§ **Set exercise**:
Repeat all of the material below exactly as written, images excluded.

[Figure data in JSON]
↓

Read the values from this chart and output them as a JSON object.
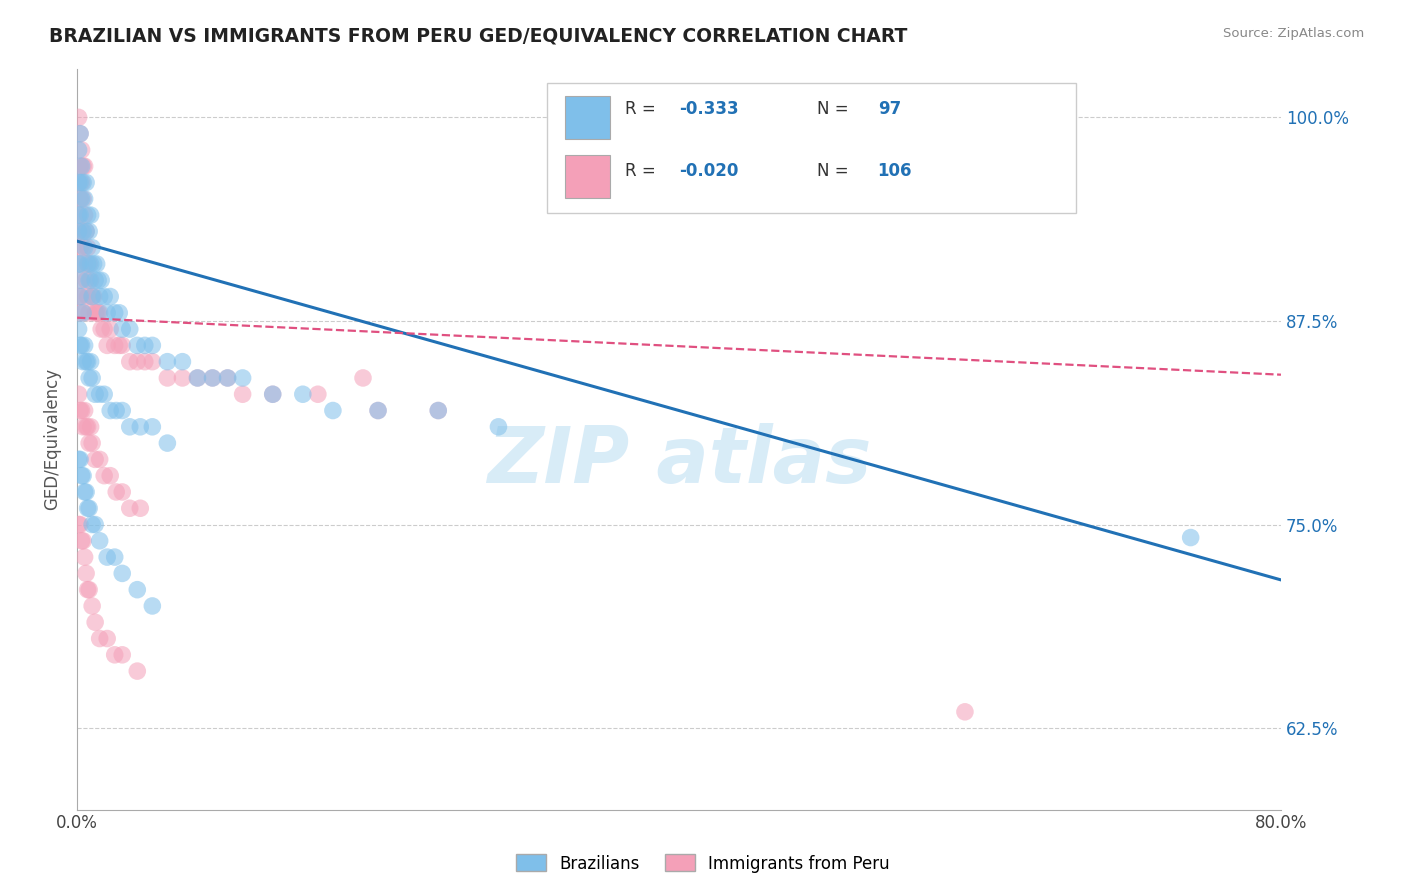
{
  "title": "BRAZILIAN VS IMMIGRANTS FROM PERU GED/EQUIVALENCY CORRELATION CHART",
  "source": "Source: ZipAtlas.com",
  "ylabel": "GED/Equivalency",
  "xlim": [
    0.0,
    0.8
  ],
  "ylim": [
    0.575,
    1.03
  ],
  "ytick_vals": [
    0.625,
    0.75,
    0.875,
    1.0
  ],
  "ytick_labels": [
    "62.5%",
    "75.0%",
    "87.5%",
    "100.0%"
  ],
  "color_blue": "#7fbfea",
  "color_pink": "#f4a0b8",
  "color_blue_line": "#2171b5",
  "color_pink_line": "#e05080",
  "blue_line_x": [
    0.0,
    0.8
  ],
  "blue_line_y": [
    0.924,
    0.716
  ],
  "pink_line_x": [
    0.0,
    0.8
  ],
  "pink_line_y": [
    0.877,
    0.842
  ],
  "blue_scatter_x": [
    0.001,
    0.001,
    0.001,
    0.001,
    0.001,
    0.002,
    0.002,
    0.002,
    0.002,
    0.002,
    0.003,
    0.003,
    0.003,
    0.004,
    0.004,
    0.004,
    0.005,
    0.005,
    0.006,
    0.006,
    0.007,
    0.007,
    0.008,
    0.008,
    0.009,
    0.009,
    0.01,
    0.01,
    0.011,
    0.012,
    0.013,
    0.014,
    0.015,
    0.016,
    0.018,
    0.02,
    0.022,
    0.025,
    0.028,
    0.03,
    0.035,
    0.04,
    0.045,
    0.05,
    0.06,
    0.07,
    0.08,
    0.09,
    0.1,
    0.11,
    0.13,
    0.15,
    0.17,
    0.2,
    0.24,
    0.28,
    0.001,
    0.002,
    0.003,
    0.004,
    0.005,
    0.006,
    0.007,
    0.008,
    0.009,
    0.01,
    0.012,
    0.015,
    0.018,
    0.022,
    0.026,
    0.03,
    0.035,
    0.042,
    0.05,
    0.06,
    0.001,
    0.002,
    0.003,
    0.004,
    0.005,
    0.006,
    0.007,
    0.008,
    0.01,
    0.012,
    0.015,
    0.02,
    0.025,
    0.03,
    0.04,
    0.05,
    0.74
  ],
  "blue_scatter_y": [
    0.96,
    0.94,
    0.98,
    0.93,
    0.91,
    0.99,
    0.96,
    0.94,
    0.91,
    0.89,
    0.97,
    0.95,
    0.9,
    0.96,
    0.93,
    0.88,
    0.95,
    0.92,
    0.96,
    0.93,
    0.94,
    0.91,
    0.93,
    0.9,
    0.94,
    0.91,
    0.92,
    0.89,
    0.91,
    0.9,
    0.91,
    0.9,
    0.89,
    0.9,
    0.89,
    0.88,
    0.89,
    0.88,
    0.88,
    0.87,
    0.87,
    0.86,
    0.86,
    0.86,
    0.85,
    0.85,
    0.84,
    0.84,
    0.84,
    0.84,
    0.83,
    0.83,
    0.82,
    0.82,
    0.82,
    0.81,
    0.87,
    0.86,
    0.86,
    0.85,
    0.86,
    0.85,
    0.85,
    0.84,
    0.85,
    0.84,
    0.83,
    0.83,
    0.83,
    0.82,
    0.82,
    0.82,
    0.81,
    0.81,
    0.81,
    0.8,
    0.79,
    0.79,
    0.78,
    0.78,
    0.77,
    0.77,
    0.76,
    0.76,
    0.75,
    0.75,
    0.74,
    0.73,
    0.73,
    0.72,
    0.71,
    0.7,
    0.742
  ],
  "pink_scatter_x": [
    0.001,
    0.001,
    0.001,
    0.001,
    0.001,
    0.002,
    0.002,
    0.002,
    0.002,
    0.002,
    0.003,
    0.003,
    0.003,
    0.004,
    0.004,
    0.004,
    0.005,
    0.005,
    0.006,
    0.006,
    0.007,
    0.007,
    0.008,
    0.008,
    0.009,
    0.01,
    0.011,
    0.012,
    0.013,
    0.014,
    0.015,
    0.016,
    0.018,
    0.02,
    0.022,
    0.025,
    0.028,
    0.03,
    0.035,
    0.04,
    0.045,
    0.05,
    0.06,
    0.07,
    0.08,
    0.09,
    0.1,
    0.11,
    0.13,
    0.16,
    0.2,
    0.24,
    0.001,
    0.002,
    0.003,
    0.004,
    0.005,
    0.006,
    0.007,
    0.008,
    0.009,
    0.01,
    0.012,
    0.015,
    0.018,
    0.022,
    0.026,
    0.03,
    0.035,
    0.042,
    0.001,
    0.002,
    0.003,
    0.004,
    0.005,
    0.006,
    0.007,
    0.008,
    0.01,
    0.012,
    0.015,
    0.02,
    0.025,
    0.03,
    0.04,
    0.001,
    0.002,
    0.003,
    0.004,
    0.005,
    0.19,
    0.59
  ],
  "pink_scatter_y": [
    0.96,
    0.94,
    0.91,
    0.93,
    0.89,
    0.97,
    0.95,
    0.92,
    0.9,
    0.88,
    0.96,
    0.93,
    0.89,
    0.95,
    0.92,
    0.88,
    0.94,
    0.91,
    0.93,
    0.9,
    0.92,
    0.89,
    0.91,
    0.88,
    0.9,
    0.89,
    0.89,
    0.88,
    0.88,
    0.88,
    0.88,
    0.87,
    0.87,
    0.86,
    0.87,
    0.86,
    0.86,
    0.86,
    0.85,
    0.85,
    0.85,
    0.85,
    0.84,
    0.84,
    0.84,
    0.84,
    0.84,
    0.83,
    0.83,
    0.83,
    0.82,
    0.82,
    0.83,
    0.82,
    0.82,
    0.81,
    0.82,
    0.81,
    0.81,
    0.8,
    0.81,
    0.8,
    0.79,
    0.79,
    0.78,
    0.78,
    0.77,
    0.77,
    0.76,
    0.76,
    0.75,
    0.75,
    0.74,
    0.74,
    0.73,
    0.72,
    0.71,
    0.71,
    0.7,
    0.69,
    0.68,
    0.68,
    0.67,
    0.67,
    0.66,
    1.0,
    0.99,
    0.98,
    0.97,
    0.97,
    0.84,
    0.635
  ]
}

↑

§ **Response**:
Read the values from this chart and output them as a JSON object.
{
  "title": "BRAZILIAN VS IMMIGRANTS FROM PERU GED/EQUIVALENCY CORRELATION CHART",
  "source": "Source: ZipAtlas.com",
  "ylabel": "GED/Equivalency",
  "xlim": [
    0.0,
    0.8
  ],
  "ylim": [
    0.575,
    1.03
  ],
  "ytick_vals": [
    0.625,
    0.75,
    0.875,
    1.0
  ],
  "ytick_labels": [
    "62.5%",
    "75.0%",
    "87.5%",
    "100.0%"
  ],
  "color_blue": "#7fbfea",
  "color_pink": "#f4a0b8",
  "color_blue_line": "#2171b5",
  "color_pink_line": "#e05080",
  "blue_line_x": [
    0.0,
    0.8
  ],
  "blue_line_y": [
    0.924,
    0.716
  ],
  "pink_line_x": [
    0.0,
    0.8
  ],
  "pink_line_y": [
    0.877,
    0.842
  ],
  "blue_scatter_x": [
    0.001,
    0.001,
    0.001,
    0.001,
    0.001,
    0.002,
    0.002,
    0.002,
    0.002,
    0.002,
    0.003,
    0.003,
    0.003,
    0.004,
    0.004,
    0.004,
    0.005,
    0.005,
    0.006,
    0.006,
    0.007,
    0.007,
    0.008,
    0.008,
    0.009,
    0.009,
    0.01,
    0.01,
    0.011,
    0.012,
    0.013,
    0.014,
    0.015,
    0.016,
    0.018,
    0.02,
    0.022,
    0.025,
    0.028,
    0.03,
    0.035,
    0.04,
    0.045,
    0.05,
    0.06,
    0.07,
    0.08,
    0.09,
    0.1,
    0.11,
    0.13,
    0.15,
    0.17,
    0.2,
    0.24,
    0.28,
    0.001,
    0.002,
    0.003,
    0.004,
    0.005,
    0.006,
    0.007,
    0.008,
    0.009,
    0.01,
    0.012,
    0.015,
    0.018,
    0.022,
    0.026,
    0.03,
    0.035,
    0.042,
    0.05,
    0.06,
    0.001,
    0.002,
    0.003,
    0.004,
    0.005,
    0.006,
    0.007,
    0.008,
    0.01,
    0.012,
    0.015,
    0.02,
    0.025,
    0.03,
    0.04,
    0.05,
    0.74
  ],
  "blue_scatter_y": [
    0.96,
    0.94,
    0.98,
    0.93,
    0.91,
    0.99,
    0.96,
    0.94,
    0.91,
    0.89,
    0.97,
    0.95,
    0.9,
    0.96,
    0.93,
    0.88,
    0.95,
    0.92,
    0.96,
    0.93,
    0.94,
    0.91,
    0.93,
    0.9,
    0.94,
    0.91,
    0.92,
    0.89,
    0.91,
    0.9,
    0.91,
    0.9,
    0.89,
    0.9,
    0.89,
    0.88,
    0.89,
    0.88,
    0.88,
    0.87,
    0.87,
    0.86,
    0.86,
    0.86,
    0.85,
    0.85,
    0.84,
    0.84,
    0.84,
    0.84,
    0.83,
    0.83,
    0.82,
    0.82,
    0.82,
    0.81,
    0.87,
    0.86,
    0.86,
    0.85,
    0.86,
    0.85,
    0.85,
    0.84,
    0.85,
    0.84,
    0.83,
    0.83,
    0.83,
    0.82,
    0.82,
    0.82,
    0.81,
    0.81,
    0.81,
    0.8,
    0.79,
    0.79,
    0.78,
    0.78,
    0.77,
    0.77,
    0.76,
    0.76,
    0.75,
    0.75,
    0.74,
    0.73,
    0.73,
    0.72,
    0.71,
    0.7,
    0.742
  ],
  "pink_scatter_x": [
    0.001,
    0.001,
    0.001,
    0.001,
    0.001,
    0.002,
    0.002,
    0.002,
    0.002,
    0.002,
    0.003,
    0.003,
    0.003,
    0.004,
    0.004,
    0.004,
    0.005,
    0.005,
    0.006,
    0.006,
    0.007,
    0.007,
    0.008,
    0.008,
    0.009,
    0.01,
    0.011,
    0.012,
    0.013,
    0.014,
    0.015,
    0.016,
    0.018,
    0.02,
    0.022,
    0.025,
    0.028,
    0.03,
    0.035,
    0.04,
    0.045,
    0.05,
    0.06,
    0.07,
    0.08,
    0.09,
    0.1,
    0.11,
    0.13,
    0.16,
    0.2,
    0.24,
    0.001,
    0.002,
    0.003,
    0.004,
    0.005,
    0.006,
    0.007,
    0.008,
    0.009,
    0.01,
    0.012,
    0.015,
    0.018,
    0.022,
    0.026,
    0.03,
    0.035,
    0.042,
    0.001,
    0.002,
    0.003,
    0.004,
    0.005,
    0.006,
    0.007,
    0.008,
    0.01,
    0.012,
    0.015,
    0.02,
    0.025,
    0.03,
    0.04,
    0.001,
    0.002,
    0.003,
    0.004,
    0.005,
    0.19,
    0.59
  ],
  "pink_scatter_y": [
    0.96,
    0.94,
    0.91,
    0.93,
    0.89,
    0.97,
    0.95,
    0.92,
    0.9,
    0.88,
    0.96,
    0.93,
    0.89,
    0.95,
    0.92,
    0.88,
    0.94,
    0.91,
    0.93,
    0.9,
    0.92,
    0.89,
    0.91,
    0.88,
    0.9,
    0.89,
    0.89,
    0.88,
    0.88,
    0.88,
    0.88,
    0.87,
    0.87,
    0.86,
    0.87,
    0.86,
    0.86,
    0.86,
    0.85,
    0.85,
    0.85,
    0.85,
    0.84,
    0.84,
    0.84,
    0.84,
    0.84,
    0.83,
    0.83,
    0.83,
    0.82,
    0.82,
    0.83,
    0.82,
    0.82,
    0.81,
    0.82,
    0.81,
    0.81,
    0.8,
    0.81,
    0.8,
    0.79,
    0.79,
    0.78,
    0.78,
    0.77,
    0.77,
    0.76,
    0.76,
    0.75,
    0.75,
    0.74,
    0.74,
    0.73,
    0.72,
    0.71,
    0.71,
    0.7,
    0.69,
    0.68,
    0.68,
    0.67,
    0.67,
    0.66,
    1.0,
    0.99,
    0.98,
    0.97,
    0.97,
    0.84,
    0.635
  ]
}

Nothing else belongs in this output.